* LISTING
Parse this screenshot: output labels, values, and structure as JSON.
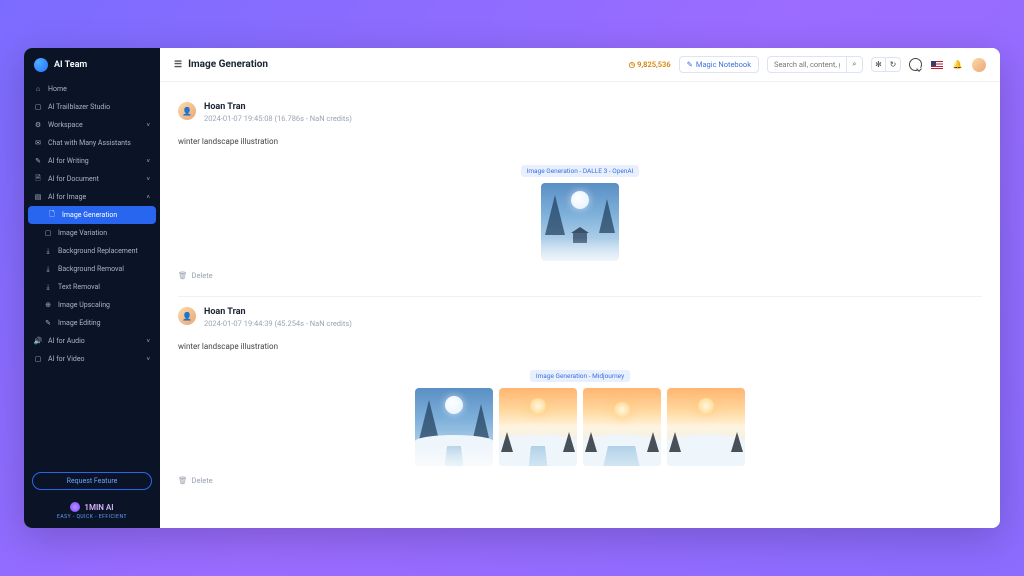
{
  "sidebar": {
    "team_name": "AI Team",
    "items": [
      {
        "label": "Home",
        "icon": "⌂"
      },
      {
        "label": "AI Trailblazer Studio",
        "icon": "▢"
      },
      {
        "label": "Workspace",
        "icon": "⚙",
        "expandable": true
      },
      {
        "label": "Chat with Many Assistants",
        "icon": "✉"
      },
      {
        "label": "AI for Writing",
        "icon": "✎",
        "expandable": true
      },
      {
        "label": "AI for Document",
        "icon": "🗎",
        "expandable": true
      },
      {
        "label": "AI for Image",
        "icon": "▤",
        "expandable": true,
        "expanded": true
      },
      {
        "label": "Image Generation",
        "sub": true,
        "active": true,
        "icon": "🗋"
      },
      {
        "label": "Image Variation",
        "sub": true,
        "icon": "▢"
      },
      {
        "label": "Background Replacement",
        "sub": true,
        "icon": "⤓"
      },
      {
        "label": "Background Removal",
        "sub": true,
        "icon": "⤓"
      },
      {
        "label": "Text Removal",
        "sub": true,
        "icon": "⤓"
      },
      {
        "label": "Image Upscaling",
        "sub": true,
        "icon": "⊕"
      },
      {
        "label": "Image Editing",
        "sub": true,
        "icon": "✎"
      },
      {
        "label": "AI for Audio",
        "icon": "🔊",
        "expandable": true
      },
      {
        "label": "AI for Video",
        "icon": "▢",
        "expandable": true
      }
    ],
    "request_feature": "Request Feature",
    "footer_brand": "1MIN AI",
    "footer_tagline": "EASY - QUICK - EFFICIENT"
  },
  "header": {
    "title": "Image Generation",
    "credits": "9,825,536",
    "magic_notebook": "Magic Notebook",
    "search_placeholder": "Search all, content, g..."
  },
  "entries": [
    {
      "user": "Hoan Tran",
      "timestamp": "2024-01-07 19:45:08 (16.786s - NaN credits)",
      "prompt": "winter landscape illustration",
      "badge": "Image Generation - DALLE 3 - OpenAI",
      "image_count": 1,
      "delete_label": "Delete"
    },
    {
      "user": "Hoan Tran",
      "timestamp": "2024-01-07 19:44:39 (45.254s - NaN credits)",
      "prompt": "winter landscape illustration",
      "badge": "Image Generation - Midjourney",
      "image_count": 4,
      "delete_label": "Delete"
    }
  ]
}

---

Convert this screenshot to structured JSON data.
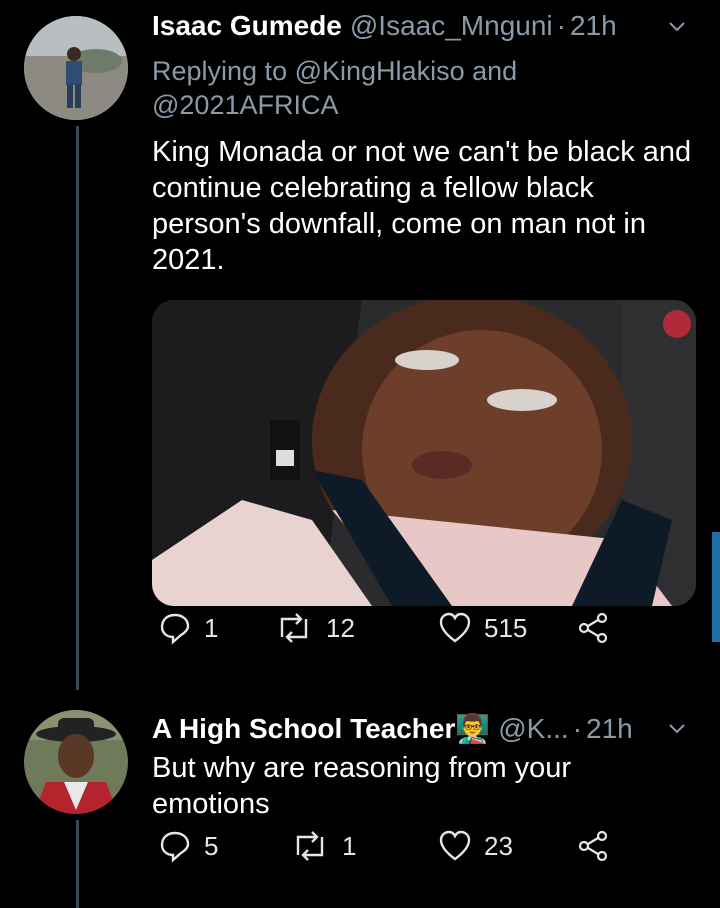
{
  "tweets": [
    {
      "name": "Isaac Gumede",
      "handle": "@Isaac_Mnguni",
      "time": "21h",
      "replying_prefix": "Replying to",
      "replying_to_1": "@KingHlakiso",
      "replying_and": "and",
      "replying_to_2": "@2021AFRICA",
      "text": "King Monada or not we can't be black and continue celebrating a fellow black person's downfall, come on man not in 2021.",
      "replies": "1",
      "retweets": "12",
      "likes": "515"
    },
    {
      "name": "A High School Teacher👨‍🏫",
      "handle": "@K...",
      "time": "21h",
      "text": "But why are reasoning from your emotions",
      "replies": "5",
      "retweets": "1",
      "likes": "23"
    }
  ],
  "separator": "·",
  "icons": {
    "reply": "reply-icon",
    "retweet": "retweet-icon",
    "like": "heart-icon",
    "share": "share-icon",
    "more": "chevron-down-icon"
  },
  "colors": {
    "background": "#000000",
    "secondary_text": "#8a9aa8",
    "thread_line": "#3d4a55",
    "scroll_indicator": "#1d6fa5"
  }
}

* WRITTEN REQUEST
Find each line with the string "Generation" and copy it out.

* SOLUTION TO THE PROBLEM
        "label": "Image Generation",
    "title": "Image Generation",
      "badge": "Image Generation - DALLE 3 - OpenAI",
      "badge": "Image Generation - Midjourney",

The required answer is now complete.